What you have to do: Return all lines that include the string "icon".

Source records:
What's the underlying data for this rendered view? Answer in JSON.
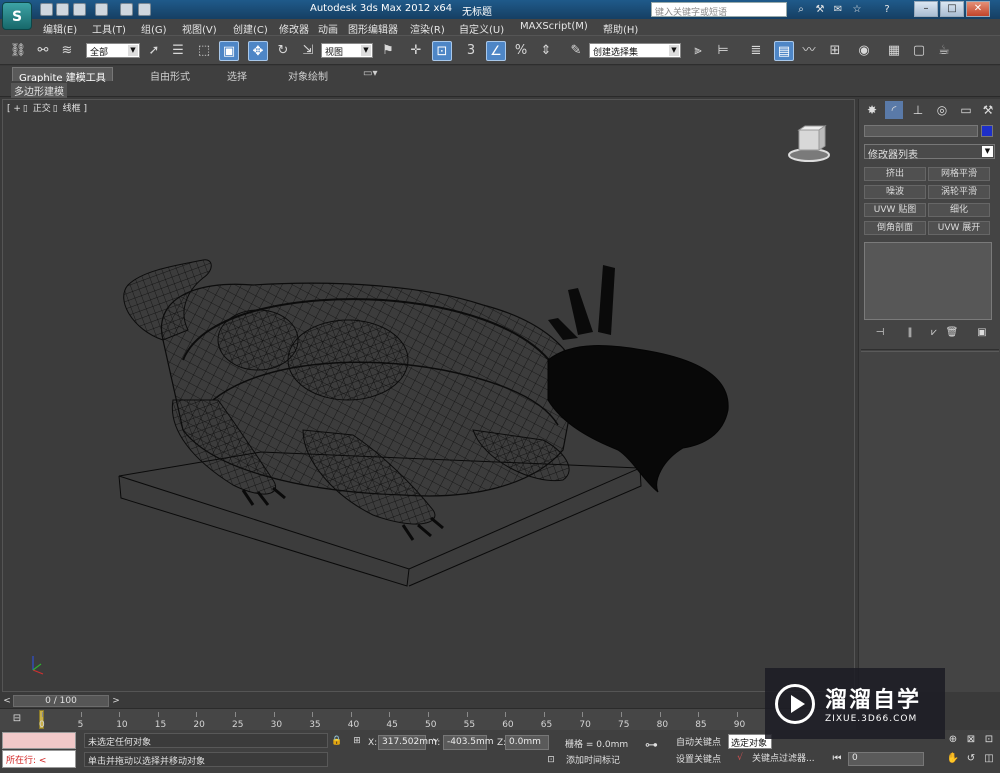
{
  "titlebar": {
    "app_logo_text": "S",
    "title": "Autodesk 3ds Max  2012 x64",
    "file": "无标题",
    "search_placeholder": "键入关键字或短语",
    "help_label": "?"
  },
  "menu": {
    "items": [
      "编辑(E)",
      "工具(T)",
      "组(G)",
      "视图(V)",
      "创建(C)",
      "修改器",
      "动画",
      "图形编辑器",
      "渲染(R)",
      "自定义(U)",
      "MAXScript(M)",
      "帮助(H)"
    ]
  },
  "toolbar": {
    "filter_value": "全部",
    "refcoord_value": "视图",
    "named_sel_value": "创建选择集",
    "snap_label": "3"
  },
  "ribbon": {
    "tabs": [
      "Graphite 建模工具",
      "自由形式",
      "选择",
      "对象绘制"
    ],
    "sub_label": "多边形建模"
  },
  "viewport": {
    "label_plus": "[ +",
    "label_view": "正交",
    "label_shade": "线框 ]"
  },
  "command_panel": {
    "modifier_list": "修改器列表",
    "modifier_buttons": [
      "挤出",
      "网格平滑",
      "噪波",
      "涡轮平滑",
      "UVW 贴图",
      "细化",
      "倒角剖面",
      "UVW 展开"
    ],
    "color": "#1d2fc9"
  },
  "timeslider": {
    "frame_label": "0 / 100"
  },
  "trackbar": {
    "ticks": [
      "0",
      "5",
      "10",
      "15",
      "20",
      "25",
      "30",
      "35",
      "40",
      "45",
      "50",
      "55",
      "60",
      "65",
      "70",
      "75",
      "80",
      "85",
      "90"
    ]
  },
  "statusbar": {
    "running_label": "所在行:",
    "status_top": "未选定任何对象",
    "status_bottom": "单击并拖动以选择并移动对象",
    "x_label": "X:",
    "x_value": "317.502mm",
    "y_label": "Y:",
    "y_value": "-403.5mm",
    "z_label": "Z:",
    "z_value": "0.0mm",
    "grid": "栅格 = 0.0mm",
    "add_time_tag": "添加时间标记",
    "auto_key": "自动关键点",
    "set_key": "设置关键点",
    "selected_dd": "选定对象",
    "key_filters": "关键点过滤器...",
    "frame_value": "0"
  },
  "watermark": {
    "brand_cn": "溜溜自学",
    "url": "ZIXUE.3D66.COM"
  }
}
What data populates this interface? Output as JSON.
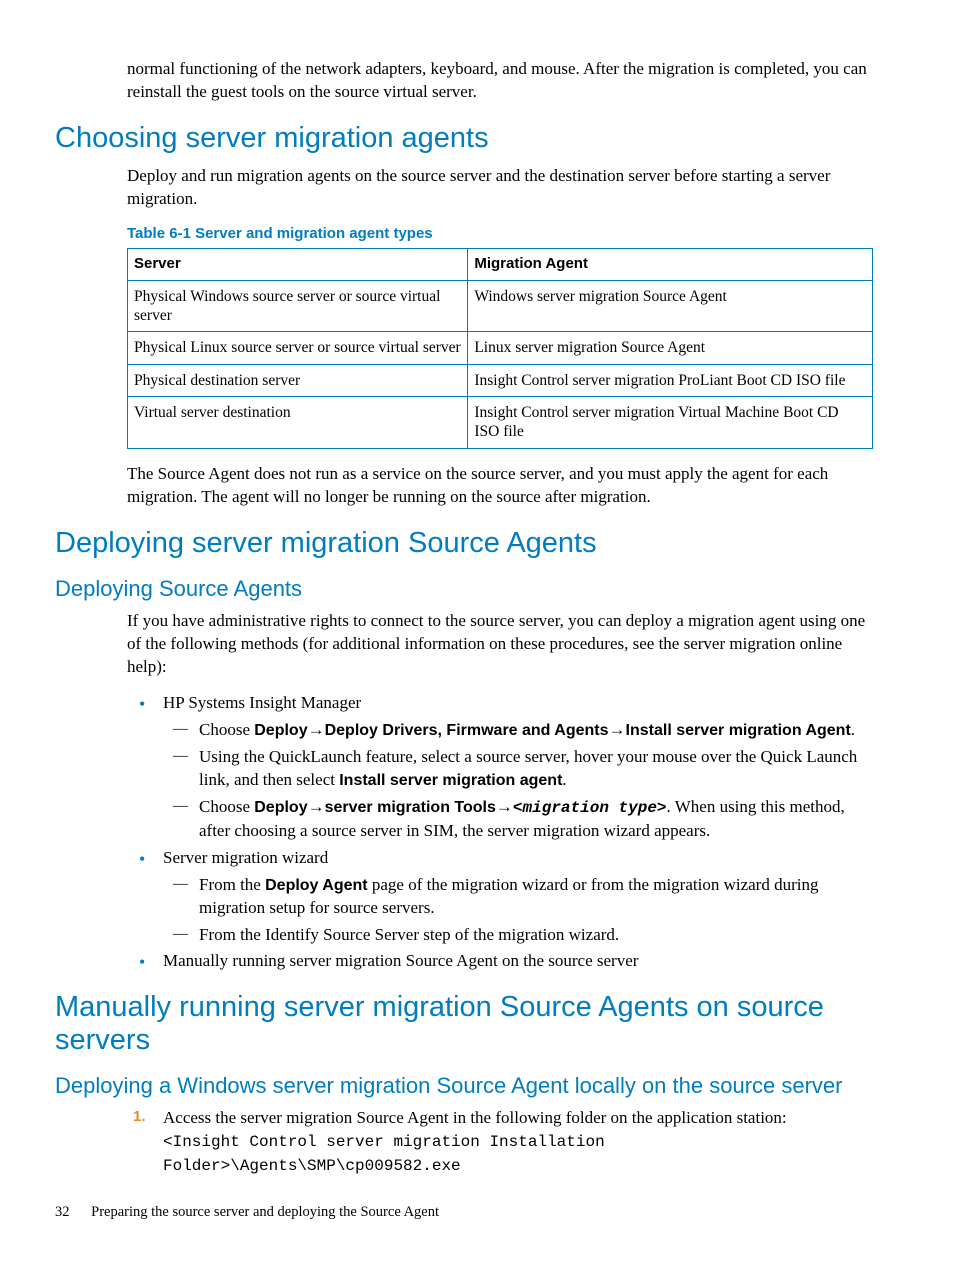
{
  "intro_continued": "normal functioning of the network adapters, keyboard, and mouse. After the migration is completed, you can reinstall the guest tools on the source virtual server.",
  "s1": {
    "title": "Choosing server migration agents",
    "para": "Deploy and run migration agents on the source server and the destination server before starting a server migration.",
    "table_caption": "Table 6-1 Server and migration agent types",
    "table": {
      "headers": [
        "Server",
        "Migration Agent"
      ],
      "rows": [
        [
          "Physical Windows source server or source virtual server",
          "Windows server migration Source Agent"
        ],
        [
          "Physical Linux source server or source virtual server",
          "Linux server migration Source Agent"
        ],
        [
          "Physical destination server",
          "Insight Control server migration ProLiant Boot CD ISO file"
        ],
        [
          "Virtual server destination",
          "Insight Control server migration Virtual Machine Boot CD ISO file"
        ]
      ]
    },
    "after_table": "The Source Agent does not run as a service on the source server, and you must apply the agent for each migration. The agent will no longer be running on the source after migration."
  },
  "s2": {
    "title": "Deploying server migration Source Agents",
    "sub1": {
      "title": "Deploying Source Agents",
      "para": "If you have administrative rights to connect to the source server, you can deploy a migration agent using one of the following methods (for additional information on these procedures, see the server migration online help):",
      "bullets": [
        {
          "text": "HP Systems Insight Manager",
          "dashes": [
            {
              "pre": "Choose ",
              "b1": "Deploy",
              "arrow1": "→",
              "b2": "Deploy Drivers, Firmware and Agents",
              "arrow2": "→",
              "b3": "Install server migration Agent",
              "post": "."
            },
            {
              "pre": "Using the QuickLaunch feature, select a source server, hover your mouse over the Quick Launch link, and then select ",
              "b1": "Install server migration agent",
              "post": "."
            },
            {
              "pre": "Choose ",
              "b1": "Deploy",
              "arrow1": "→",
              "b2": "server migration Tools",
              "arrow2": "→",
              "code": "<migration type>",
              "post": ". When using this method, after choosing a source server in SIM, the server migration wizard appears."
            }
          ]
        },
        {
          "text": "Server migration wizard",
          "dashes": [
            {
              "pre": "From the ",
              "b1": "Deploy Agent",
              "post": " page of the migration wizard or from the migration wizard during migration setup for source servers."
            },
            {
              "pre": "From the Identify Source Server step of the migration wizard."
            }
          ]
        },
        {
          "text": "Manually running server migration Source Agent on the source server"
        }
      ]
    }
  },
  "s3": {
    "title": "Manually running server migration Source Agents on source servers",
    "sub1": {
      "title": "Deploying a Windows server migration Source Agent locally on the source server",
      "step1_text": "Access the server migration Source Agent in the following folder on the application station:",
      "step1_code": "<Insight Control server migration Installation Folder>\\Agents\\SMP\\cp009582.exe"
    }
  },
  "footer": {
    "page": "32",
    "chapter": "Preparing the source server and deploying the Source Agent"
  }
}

* * *

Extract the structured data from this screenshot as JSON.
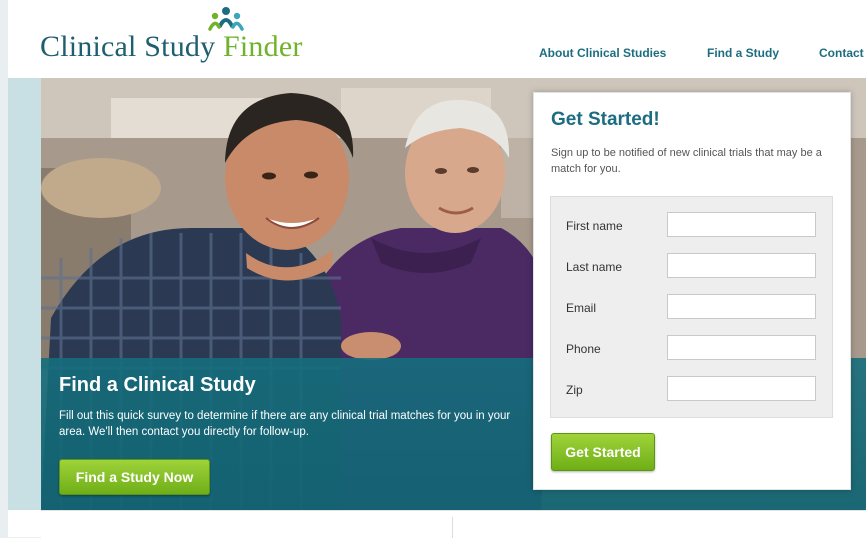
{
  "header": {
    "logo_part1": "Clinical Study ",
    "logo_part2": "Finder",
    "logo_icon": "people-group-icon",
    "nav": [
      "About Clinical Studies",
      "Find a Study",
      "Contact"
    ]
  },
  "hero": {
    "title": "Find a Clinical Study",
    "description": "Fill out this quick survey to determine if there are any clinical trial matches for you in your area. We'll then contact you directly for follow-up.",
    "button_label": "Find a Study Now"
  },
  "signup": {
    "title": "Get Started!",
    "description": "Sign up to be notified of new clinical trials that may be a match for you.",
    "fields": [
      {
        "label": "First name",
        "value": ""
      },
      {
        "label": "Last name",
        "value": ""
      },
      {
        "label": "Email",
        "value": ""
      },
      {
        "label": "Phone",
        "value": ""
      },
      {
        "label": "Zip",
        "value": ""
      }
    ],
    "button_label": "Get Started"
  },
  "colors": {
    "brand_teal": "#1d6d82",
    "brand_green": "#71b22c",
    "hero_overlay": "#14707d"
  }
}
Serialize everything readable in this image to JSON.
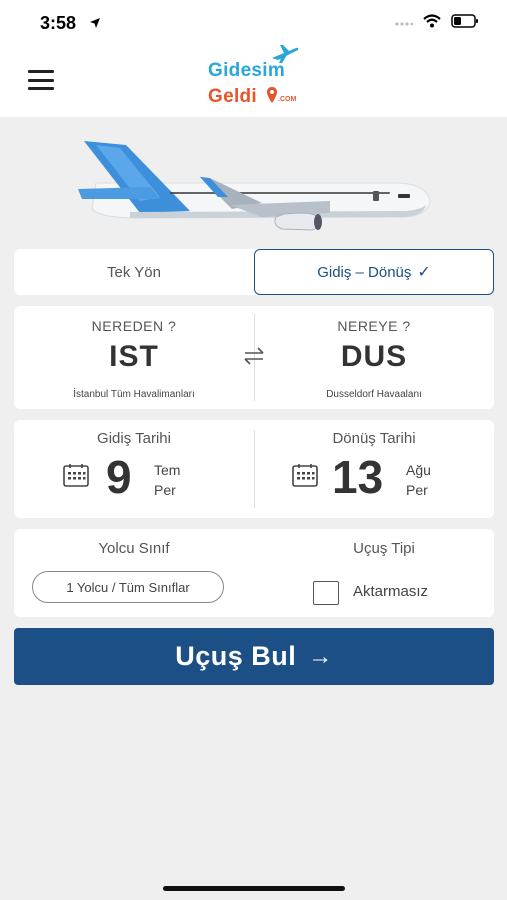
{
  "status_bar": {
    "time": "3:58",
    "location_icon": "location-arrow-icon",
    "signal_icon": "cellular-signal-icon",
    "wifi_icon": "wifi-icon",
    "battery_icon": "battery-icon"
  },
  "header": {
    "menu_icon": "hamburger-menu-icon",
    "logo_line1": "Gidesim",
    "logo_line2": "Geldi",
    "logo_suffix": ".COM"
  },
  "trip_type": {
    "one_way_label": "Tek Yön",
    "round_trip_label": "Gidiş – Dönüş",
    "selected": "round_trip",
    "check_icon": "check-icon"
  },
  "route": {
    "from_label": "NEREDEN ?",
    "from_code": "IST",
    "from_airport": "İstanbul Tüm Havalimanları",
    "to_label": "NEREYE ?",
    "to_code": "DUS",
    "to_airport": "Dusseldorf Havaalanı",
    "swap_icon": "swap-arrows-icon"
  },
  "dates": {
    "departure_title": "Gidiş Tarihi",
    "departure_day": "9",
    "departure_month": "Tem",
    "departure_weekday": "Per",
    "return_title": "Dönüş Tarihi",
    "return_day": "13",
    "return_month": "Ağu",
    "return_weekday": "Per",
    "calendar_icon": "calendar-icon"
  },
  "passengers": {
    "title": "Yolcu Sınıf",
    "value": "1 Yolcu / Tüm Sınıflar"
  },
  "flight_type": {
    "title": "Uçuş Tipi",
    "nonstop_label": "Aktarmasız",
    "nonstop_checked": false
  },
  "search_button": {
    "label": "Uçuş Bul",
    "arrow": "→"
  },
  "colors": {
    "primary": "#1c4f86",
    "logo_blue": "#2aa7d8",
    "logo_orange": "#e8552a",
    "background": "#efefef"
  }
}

---

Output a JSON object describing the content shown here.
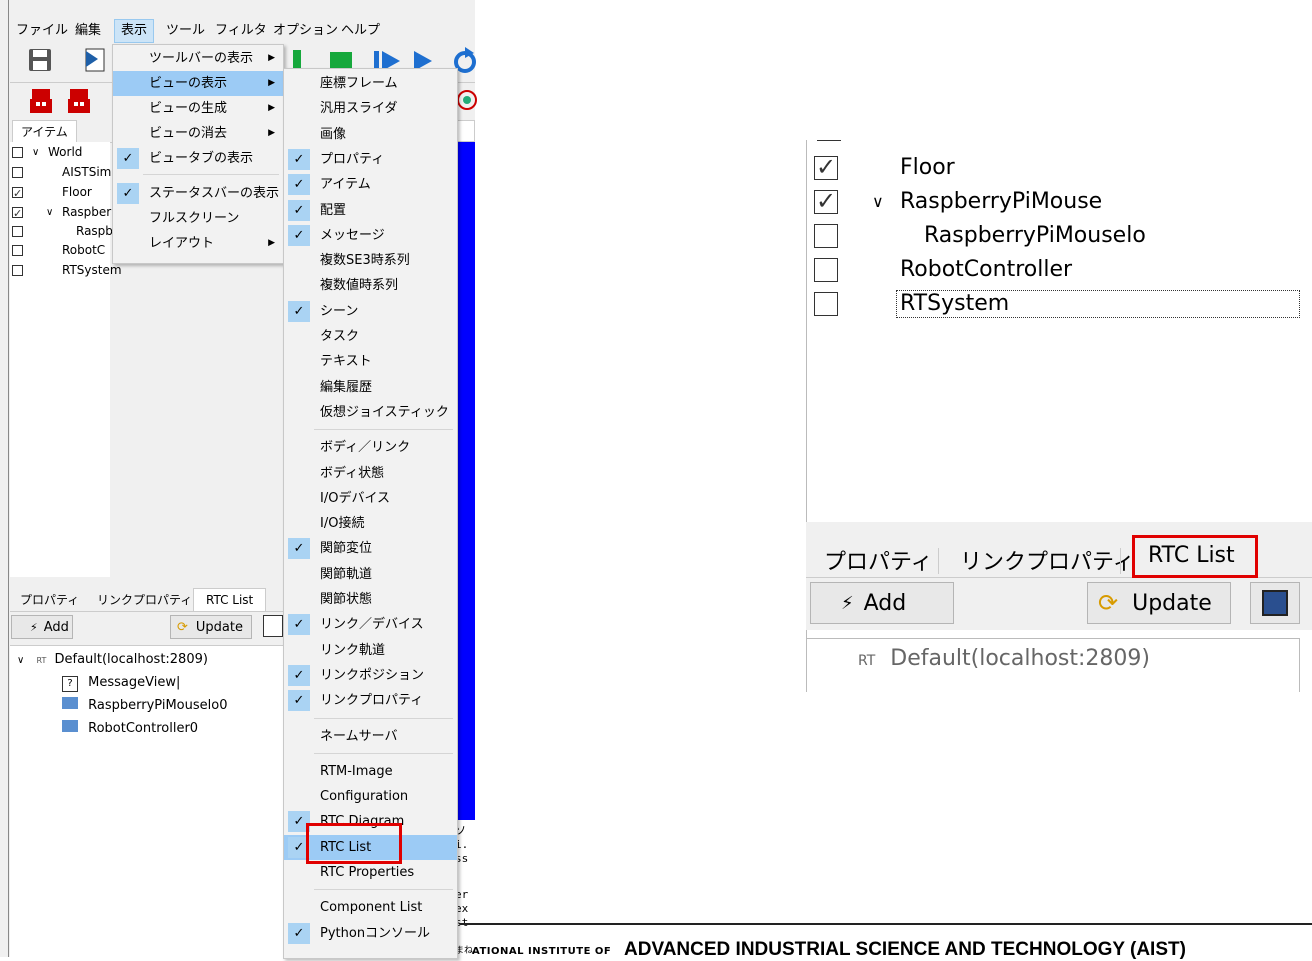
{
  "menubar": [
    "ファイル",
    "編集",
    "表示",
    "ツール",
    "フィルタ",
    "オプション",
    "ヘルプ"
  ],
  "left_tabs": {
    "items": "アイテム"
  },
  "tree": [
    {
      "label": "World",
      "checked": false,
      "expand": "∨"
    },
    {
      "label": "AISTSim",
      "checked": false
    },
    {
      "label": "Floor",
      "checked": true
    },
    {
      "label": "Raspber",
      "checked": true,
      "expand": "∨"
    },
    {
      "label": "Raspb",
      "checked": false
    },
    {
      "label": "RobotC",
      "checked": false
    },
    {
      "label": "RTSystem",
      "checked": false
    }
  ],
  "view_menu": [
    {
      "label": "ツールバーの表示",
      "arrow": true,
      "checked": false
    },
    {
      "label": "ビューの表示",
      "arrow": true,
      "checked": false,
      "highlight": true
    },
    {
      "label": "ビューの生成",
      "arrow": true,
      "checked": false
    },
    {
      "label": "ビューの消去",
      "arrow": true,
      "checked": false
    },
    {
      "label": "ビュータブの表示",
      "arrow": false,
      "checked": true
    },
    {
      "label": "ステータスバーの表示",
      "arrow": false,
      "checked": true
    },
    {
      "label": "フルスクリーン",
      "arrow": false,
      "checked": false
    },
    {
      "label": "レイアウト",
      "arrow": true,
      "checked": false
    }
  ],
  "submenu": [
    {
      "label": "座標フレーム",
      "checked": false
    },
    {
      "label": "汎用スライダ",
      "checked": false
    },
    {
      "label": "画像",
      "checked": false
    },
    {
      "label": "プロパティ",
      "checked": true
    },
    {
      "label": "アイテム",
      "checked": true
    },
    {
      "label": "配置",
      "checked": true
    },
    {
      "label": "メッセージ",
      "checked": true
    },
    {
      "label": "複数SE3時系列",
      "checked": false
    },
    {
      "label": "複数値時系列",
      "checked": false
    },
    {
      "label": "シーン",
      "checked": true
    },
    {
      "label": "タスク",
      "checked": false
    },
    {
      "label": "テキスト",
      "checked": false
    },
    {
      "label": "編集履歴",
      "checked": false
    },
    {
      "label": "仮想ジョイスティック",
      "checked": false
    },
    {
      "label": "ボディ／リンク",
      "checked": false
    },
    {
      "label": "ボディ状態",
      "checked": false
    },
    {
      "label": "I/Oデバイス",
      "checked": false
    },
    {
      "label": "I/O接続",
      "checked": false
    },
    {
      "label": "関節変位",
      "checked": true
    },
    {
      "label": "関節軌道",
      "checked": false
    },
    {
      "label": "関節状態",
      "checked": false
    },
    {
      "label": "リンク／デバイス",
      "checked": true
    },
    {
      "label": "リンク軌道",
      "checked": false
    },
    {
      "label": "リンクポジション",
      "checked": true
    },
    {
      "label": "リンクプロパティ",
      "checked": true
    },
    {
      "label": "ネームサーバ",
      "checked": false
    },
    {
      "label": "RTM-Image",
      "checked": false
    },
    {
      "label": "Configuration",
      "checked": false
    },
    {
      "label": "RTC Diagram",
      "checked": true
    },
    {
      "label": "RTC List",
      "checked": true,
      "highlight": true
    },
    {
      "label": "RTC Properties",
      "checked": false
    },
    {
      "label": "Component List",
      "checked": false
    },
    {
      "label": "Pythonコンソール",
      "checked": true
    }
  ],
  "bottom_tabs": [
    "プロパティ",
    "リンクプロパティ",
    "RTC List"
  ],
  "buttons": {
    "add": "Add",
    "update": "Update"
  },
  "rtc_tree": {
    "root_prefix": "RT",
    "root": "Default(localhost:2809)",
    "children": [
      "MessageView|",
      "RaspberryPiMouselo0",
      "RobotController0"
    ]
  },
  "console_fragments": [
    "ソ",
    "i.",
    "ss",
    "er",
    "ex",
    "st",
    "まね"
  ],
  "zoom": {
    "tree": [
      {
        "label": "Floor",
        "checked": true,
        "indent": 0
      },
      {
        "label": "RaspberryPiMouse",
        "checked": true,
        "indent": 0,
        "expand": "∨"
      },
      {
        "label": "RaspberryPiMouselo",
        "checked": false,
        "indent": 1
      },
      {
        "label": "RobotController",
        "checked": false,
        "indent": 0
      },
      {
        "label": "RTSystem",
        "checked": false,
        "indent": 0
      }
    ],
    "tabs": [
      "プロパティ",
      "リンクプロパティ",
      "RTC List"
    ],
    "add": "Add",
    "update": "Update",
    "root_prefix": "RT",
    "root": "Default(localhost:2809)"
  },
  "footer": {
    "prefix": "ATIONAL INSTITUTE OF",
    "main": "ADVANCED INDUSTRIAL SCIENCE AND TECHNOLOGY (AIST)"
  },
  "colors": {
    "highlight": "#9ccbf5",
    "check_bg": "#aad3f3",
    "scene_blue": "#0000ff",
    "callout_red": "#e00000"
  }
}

Exercise result:
    "logo_icon": "people-group-icon",
    "location_icon": "location-arrow-icon",
    "signal_icon": "cellular-signal-icon",
    "wifi_icon": "wifi-icon",
    "battery_icon": "battery-icon"
    "menu_icon": "hamburger-menu-icon",
    "check_icon": "check-icon"
    "swap_icon": "swap-arrows-icon"
    "calendar_icon": "calendar-icon"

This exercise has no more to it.